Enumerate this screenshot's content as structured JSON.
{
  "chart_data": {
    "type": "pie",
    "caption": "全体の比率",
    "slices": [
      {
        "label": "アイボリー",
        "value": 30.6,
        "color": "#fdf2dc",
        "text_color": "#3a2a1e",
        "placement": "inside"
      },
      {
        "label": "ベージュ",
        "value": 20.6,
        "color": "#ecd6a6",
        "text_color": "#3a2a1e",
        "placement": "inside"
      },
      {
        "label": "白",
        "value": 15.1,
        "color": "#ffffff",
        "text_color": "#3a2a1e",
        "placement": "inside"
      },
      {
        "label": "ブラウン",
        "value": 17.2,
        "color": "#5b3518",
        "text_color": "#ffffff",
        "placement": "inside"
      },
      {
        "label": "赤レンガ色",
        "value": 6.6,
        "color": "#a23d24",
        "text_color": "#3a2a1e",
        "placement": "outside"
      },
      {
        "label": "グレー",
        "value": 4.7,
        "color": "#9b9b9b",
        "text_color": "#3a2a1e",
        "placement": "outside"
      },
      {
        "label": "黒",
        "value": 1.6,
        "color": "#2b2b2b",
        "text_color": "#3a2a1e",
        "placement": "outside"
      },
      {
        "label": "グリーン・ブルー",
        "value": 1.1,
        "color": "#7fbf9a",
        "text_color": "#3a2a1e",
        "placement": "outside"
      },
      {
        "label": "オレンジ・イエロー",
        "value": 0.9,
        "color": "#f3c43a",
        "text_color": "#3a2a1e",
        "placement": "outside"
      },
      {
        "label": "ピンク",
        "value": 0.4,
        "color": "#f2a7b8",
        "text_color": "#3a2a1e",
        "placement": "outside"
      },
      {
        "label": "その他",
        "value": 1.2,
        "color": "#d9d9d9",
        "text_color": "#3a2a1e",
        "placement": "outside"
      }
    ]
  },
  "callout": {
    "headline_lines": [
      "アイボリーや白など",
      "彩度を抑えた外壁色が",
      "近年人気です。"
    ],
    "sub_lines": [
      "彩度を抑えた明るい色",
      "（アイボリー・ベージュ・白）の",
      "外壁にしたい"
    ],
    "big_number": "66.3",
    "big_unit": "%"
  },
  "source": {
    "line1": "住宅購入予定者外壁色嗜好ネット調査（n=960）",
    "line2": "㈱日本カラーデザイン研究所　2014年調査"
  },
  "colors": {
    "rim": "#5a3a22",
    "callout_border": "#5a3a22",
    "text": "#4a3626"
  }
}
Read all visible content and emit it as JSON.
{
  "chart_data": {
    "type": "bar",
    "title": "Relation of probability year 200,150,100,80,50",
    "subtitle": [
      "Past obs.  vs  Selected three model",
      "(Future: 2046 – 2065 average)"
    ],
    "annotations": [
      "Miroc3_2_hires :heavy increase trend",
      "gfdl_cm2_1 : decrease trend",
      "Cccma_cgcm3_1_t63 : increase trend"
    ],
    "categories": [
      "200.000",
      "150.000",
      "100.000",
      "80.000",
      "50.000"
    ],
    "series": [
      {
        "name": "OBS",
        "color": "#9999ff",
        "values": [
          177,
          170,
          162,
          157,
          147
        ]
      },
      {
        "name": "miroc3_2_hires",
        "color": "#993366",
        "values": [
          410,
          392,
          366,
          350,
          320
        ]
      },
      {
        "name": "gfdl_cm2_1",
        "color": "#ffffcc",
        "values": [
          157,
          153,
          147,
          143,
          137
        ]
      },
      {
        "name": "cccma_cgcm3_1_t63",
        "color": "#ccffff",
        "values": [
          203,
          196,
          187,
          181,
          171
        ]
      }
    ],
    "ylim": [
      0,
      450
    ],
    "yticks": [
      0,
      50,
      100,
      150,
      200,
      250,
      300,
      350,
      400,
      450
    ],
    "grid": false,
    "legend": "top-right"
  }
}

•••

■ Task requirements: Repeat every line of the material exactly as given.

■ Task response:
Enumerate this screenshot's content as structured JSON.
{
  "chart_data": {
    "type": "pie",
    "caption": "全体の比率",
    "slices": [
      {
        "label": "アイボリー",
        "value": 30.6,
        "color": "#fdf2dc",
        "text_color": "#3a2a1e",
        "placement": "inside"
      },
      {
        "label": "ベージュ",
        "value": 20.6,
        "color": "#ecd6a6",
        "text_color": "#3a2a1e",
        "placement": "inside"
      },
      {
        "label": "白",
        "value": 15.1,
        "color": "#ffffff",
        "text_color": "#3a2a1e",
        "placement": "inside"
      },
      {
        "label": "ブラウン",
        "value": 17.2,
        "color": "#5b3518",
        "text_color": "#ffffff",
        "placement": "inside"
      },
      {
        "label": "赤レンガ色",
        "value": 6.6,
        "color": "#a23d24",
        "text_color": "#3a2a1e",
        "placement": "outside"
      },
      {
        "label": "グレー",
        "value": 4.7,
        "color": "#9b9b9b",
        "text_color": "#3a2a1e",
        "placement": "outside"
      },
      {
        "label": "黒",
        "value": 1.6,
        "color": "#2b2b2b",
        "text_color": "#3a2a1e",
        "placement": "outside"
      },
      {
        "label": "グリーン・ブルー",
        "value": 1.1,
        "color": "#7fbf9a",
        "text_color": "#3a2a1e",
        "placement": "outside"
      },
      {
        "label": "オレンジ・イエロー",
        "value": 0.9,
        "color": "#f3c43a",
        "text_color": "#3a2a1e",
        "placement": "outside"
      },
      {
        "label": "ピンク",
        "value": 0.4,
        "color": "#f2a7b8",
        "text_color": "#3a2a1e",
        "placement": "outside"
      },
      {
        "label": "その他",
        "value": 1.2,
        "color": "#d9d9d9",
        "text_color": "#3a2a1e",
        "placement": "outside"
      }
    ]
  },
  "callout": {
    "headline_lines": [
      "アイボリーや白など",
      "彩度を抑えた外壁色が",
      "近年人気です。"
    ],
    "sub_lines": [
      "彩度を抑えた明るい色",
      "（アイボリー・ベージュ・白）の",
      "外壁にしたい"
    ],
    "big_number": "66.3",
    "big_unit": "%"
  },
  "source": {
    "line1": "住宅購入予定者外壁色嗜好ネット調査（n=960）",
    "line2": "㈱日本カラーデザイン研究所　2014年調査"
  },
  "colors": {
    "rim": "#5a3a22",
    "callout_border": "#5a3a22",
    "text": "#4a3626"
  }
}
Read all visible content and emit it as JSON.
{
  "chart_data": {
    "type": "bar",
    "title": "Relation of probability year 200,150,100,80,50",
    "subtitle": [
      "Past obs.  vs  Selected three model",
      "(Future: 2046 – 2065 average)"
    ],
    "annotations": [
      "Miroc3_2_hires :heavy increase trend",
      "gfdl_cm2_1 : decrease trend",
      "Cccma_cgcm3_1_t63 : increase trend"
    ],
    "categories": [
      "200.000",
      "150.000",
      "100.000",
      "80.000",
      "50.000"
    ],
    "series": [
      {
        "name": "OBS",
        "color": "#9999ff",
        "values": [
          177,
          170,
          162,
          157,
          147
        ]
      },
      {
        "name": "miroc3_2_hires",
        "color": "#993366",
        "values": [
          410,
          392,
          366,
          350,
          320
        ]
      },
      {
        "name": "gfdl_cm2_1",
        "color": "#ffffcc",
        "values": [
          157,
          153,
          147,
          143,
          137
        ]
      },
      {
        "name": "cccma_cgcm3_1_t63",
        "color": "#ccffff",
        "values": [
          203,
          196,
          187,
          181,
          171
        ]
      }
    ],
    "ylim": [
      0,
      450
    ],
    "yticks": [
      0,
      50,
      100,
      150,
      200,
      250,
      300,
      350,
      400,
      450
    ],
    "grid": false,
    "legend": "top-right"
  }
}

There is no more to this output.